» **STATED TASK**:
From the listing below, count the lines where the string "Souk" occurs. Give the number, with no other words.

(Stored records)
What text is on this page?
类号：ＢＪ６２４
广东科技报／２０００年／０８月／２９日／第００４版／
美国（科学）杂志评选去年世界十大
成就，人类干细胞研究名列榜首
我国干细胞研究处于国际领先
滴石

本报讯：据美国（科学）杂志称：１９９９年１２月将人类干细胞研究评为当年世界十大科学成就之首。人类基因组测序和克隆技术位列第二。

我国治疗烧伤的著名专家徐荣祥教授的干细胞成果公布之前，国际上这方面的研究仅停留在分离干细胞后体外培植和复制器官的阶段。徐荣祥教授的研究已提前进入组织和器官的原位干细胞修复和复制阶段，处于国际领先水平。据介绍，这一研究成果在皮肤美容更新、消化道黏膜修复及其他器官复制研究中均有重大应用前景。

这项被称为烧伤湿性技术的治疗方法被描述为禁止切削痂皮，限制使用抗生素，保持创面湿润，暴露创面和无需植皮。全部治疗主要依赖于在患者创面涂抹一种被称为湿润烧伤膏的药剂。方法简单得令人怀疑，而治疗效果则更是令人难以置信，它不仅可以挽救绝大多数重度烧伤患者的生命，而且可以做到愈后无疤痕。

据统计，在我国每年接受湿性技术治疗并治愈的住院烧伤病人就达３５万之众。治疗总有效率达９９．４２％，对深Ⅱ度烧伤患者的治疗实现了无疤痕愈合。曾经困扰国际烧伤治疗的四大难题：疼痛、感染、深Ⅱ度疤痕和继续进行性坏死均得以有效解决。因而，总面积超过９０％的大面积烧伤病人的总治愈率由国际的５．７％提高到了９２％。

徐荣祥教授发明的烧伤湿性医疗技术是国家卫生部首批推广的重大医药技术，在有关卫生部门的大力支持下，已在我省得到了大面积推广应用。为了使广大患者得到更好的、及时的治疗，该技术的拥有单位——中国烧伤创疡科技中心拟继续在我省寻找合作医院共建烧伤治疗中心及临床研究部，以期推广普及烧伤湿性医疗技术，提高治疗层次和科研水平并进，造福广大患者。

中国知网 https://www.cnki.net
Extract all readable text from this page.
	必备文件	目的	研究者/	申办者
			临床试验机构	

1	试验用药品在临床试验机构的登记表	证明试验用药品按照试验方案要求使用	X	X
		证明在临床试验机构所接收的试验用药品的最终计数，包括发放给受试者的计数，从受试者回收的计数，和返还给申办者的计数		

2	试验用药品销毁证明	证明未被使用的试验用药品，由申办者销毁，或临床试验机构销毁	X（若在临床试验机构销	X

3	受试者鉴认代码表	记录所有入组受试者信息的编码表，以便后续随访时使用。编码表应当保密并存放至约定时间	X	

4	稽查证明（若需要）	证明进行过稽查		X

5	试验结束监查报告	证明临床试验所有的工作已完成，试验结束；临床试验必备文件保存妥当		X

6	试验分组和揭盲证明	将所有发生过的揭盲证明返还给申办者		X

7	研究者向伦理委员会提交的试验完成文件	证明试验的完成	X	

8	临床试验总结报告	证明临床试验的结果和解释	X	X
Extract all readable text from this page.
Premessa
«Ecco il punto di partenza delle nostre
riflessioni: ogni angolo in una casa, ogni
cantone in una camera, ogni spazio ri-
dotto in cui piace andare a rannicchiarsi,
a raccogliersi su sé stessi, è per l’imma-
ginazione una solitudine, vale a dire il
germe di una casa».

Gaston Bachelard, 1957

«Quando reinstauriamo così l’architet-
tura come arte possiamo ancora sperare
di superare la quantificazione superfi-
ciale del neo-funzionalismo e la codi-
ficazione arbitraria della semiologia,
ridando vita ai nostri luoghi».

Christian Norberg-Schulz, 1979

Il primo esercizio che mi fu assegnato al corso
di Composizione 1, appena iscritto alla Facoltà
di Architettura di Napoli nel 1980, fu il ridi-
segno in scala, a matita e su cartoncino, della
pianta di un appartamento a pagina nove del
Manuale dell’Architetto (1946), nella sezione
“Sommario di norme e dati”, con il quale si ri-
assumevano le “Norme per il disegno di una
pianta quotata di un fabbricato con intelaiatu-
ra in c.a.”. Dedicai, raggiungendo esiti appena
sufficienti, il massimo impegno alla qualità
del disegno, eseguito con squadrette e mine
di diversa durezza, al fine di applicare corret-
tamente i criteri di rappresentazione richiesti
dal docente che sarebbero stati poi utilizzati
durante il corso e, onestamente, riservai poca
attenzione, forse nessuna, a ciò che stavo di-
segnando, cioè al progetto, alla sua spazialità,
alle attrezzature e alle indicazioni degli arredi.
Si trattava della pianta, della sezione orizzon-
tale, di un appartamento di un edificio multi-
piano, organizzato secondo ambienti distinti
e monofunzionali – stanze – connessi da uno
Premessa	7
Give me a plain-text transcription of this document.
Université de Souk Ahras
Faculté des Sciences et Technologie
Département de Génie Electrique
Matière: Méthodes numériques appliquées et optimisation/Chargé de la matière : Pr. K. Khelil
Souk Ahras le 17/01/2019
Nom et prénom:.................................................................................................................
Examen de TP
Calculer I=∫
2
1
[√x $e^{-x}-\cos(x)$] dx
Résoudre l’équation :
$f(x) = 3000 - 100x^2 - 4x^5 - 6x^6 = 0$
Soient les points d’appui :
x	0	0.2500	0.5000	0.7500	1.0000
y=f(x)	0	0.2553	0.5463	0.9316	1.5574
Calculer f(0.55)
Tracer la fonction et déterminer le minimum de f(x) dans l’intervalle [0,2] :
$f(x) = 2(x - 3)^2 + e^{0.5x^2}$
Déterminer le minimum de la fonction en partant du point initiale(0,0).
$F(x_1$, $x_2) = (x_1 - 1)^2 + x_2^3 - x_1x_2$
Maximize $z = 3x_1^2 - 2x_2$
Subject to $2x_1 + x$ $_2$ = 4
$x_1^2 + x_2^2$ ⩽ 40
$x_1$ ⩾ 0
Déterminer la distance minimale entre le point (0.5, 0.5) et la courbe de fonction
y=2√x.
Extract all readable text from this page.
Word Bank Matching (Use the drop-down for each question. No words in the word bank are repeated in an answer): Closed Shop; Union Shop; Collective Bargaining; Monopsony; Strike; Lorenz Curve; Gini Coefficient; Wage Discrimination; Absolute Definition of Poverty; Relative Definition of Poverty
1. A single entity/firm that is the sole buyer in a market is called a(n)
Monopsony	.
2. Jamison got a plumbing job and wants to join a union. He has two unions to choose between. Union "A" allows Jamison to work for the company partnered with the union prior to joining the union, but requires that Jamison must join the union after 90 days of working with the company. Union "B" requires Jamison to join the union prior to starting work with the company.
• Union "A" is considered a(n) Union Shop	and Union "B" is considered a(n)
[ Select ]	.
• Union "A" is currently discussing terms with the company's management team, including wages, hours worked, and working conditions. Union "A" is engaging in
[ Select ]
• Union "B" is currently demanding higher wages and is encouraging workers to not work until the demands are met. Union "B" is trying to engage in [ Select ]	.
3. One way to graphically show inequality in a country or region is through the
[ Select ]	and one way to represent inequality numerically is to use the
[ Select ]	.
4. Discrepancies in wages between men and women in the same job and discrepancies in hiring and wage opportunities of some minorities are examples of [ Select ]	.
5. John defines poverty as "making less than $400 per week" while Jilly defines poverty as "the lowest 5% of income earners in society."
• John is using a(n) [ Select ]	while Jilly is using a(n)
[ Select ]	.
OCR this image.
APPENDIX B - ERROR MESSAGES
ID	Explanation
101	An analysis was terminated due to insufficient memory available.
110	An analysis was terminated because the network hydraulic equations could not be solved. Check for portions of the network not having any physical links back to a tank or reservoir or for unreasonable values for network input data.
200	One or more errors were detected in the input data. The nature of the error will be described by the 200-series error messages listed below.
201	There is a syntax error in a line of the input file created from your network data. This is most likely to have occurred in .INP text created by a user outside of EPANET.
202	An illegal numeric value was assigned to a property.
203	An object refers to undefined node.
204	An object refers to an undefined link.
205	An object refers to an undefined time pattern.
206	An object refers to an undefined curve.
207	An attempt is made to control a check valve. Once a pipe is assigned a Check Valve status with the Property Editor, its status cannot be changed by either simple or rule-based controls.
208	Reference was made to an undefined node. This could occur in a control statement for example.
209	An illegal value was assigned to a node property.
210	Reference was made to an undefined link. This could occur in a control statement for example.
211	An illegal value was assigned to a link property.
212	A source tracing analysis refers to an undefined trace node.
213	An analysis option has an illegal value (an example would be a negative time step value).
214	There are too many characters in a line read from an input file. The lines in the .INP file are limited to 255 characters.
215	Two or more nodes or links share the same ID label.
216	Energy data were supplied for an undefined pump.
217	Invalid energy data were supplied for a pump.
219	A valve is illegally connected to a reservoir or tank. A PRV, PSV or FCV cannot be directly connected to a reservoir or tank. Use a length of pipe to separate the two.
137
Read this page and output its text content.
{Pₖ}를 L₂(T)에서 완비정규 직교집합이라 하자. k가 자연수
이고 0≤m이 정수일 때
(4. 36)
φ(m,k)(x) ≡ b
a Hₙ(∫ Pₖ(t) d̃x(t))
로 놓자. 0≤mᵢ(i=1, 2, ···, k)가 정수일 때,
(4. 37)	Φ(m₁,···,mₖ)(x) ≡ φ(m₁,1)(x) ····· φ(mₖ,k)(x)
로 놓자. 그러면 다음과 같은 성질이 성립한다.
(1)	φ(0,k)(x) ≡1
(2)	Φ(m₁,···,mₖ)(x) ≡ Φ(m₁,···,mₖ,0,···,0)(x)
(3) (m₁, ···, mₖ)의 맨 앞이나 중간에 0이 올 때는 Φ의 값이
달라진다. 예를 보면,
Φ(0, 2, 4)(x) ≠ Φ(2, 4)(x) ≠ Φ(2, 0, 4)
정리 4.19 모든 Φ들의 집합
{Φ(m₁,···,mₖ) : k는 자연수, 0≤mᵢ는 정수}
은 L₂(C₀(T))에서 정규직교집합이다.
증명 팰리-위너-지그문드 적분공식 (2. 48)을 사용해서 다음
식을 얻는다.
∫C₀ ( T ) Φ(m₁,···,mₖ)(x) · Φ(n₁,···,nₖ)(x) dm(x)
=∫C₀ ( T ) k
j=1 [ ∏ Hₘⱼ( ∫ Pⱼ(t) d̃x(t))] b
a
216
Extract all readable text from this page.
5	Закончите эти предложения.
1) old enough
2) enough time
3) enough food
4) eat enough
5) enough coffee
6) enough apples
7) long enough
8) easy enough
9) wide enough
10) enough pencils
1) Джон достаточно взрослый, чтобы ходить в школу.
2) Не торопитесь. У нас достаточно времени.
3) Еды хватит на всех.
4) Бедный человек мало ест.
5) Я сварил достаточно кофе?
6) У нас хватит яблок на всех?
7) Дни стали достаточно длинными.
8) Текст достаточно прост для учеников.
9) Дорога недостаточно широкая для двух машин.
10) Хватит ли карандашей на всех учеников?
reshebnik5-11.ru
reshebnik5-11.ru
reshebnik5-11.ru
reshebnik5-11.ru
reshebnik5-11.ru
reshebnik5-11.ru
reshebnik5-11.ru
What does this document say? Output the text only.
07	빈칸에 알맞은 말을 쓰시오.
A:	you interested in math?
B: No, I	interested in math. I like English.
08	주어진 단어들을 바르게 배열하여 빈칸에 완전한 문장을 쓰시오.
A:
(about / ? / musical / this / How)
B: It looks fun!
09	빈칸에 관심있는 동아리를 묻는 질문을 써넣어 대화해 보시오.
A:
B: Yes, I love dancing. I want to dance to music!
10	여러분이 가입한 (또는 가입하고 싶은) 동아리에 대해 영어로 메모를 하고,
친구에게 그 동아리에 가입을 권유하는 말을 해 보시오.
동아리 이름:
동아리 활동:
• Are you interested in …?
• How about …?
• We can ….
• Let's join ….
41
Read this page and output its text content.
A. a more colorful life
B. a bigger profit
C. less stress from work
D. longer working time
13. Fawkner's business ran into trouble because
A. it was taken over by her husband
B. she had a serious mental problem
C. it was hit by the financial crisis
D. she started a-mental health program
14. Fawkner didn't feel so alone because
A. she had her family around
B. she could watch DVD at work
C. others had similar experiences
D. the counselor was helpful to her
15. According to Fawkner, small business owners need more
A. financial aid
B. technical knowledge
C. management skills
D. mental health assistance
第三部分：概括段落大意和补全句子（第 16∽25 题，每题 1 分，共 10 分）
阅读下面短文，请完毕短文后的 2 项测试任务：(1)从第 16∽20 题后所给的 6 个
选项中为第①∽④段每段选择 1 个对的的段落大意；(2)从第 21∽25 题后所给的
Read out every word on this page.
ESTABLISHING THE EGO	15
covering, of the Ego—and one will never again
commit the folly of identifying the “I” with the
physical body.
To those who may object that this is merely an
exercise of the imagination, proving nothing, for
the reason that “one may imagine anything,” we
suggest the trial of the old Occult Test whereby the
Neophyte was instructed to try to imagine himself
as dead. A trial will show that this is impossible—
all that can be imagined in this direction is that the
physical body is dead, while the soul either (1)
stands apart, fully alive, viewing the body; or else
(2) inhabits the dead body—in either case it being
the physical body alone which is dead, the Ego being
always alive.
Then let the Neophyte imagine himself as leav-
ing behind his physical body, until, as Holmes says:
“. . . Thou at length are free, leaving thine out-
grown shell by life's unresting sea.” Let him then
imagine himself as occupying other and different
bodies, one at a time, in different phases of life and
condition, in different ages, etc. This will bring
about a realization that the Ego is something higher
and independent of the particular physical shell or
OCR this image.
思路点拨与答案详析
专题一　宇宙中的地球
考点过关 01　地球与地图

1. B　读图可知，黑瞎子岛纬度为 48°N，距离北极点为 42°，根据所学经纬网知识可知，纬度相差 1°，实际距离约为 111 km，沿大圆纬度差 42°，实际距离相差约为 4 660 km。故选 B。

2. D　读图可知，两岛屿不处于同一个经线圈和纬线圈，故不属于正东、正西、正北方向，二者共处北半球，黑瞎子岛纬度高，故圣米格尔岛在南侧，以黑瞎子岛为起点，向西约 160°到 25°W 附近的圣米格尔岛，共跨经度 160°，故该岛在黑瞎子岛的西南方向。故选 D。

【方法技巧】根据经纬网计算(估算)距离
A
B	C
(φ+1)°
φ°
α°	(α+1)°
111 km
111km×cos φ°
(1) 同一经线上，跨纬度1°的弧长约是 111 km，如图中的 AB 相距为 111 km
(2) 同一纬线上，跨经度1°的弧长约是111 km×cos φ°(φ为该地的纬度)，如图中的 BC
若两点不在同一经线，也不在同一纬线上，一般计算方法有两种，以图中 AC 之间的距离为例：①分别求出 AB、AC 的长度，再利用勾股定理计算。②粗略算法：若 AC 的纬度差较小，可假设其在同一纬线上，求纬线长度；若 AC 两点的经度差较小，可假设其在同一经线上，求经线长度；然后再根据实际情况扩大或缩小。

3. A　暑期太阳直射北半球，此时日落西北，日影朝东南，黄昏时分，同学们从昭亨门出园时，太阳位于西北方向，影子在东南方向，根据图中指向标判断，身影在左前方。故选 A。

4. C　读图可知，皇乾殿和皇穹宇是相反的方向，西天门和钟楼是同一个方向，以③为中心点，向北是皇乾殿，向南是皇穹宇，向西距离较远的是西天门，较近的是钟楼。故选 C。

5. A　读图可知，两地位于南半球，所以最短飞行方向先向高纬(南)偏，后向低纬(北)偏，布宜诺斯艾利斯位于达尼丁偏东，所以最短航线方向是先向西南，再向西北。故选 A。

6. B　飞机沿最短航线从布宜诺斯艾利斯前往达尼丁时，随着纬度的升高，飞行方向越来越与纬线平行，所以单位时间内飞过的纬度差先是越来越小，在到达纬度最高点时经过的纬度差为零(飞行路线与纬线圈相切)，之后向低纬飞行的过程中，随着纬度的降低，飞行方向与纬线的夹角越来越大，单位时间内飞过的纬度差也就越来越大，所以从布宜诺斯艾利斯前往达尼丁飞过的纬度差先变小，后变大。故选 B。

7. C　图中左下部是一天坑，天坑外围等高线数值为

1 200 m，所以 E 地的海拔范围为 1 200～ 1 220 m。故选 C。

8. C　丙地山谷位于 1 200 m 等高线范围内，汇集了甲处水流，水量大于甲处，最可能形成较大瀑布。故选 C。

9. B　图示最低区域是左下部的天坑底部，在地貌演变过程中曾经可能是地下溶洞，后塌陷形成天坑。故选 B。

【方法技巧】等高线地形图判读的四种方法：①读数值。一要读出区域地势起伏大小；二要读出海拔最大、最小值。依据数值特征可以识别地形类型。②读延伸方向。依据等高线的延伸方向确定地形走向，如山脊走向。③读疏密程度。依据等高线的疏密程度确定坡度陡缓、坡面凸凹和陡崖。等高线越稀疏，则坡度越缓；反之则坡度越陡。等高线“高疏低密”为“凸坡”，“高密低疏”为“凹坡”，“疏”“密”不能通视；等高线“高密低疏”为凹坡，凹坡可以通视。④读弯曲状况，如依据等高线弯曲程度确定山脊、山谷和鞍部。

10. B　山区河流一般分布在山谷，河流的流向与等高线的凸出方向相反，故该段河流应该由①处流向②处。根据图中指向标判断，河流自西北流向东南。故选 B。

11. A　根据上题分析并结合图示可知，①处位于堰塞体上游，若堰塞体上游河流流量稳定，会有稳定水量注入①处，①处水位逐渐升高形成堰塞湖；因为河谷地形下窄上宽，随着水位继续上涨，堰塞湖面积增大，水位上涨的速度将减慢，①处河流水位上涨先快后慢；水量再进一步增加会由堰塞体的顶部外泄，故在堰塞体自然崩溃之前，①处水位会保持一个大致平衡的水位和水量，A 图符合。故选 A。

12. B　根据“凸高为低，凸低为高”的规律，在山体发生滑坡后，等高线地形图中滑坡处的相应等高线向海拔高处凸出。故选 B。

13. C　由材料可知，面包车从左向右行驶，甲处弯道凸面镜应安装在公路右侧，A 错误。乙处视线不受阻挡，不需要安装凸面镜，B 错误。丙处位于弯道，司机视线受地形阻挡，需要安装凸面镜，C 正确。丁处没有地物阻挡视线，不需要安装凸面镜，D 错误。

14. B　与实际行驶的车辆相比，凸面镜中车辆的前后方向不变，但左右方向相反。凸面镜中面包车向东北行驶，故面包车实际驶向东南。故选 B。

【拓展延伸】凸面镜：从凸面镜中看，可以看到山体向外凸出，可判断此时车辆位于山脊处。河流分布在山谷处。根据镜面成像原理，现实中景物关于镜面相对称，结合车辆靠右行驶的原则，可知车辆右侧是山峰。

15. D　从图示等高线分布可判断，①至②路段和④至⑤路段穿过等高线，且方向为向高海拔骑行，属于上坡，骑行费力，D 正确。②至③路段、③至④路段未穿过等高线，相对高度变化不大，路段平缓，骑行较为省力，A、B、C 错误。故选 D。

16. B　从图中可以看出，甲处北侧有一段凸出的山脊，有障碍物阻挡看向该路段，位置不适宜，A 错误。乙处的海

» **RESULT FOR THIS TASK**:
2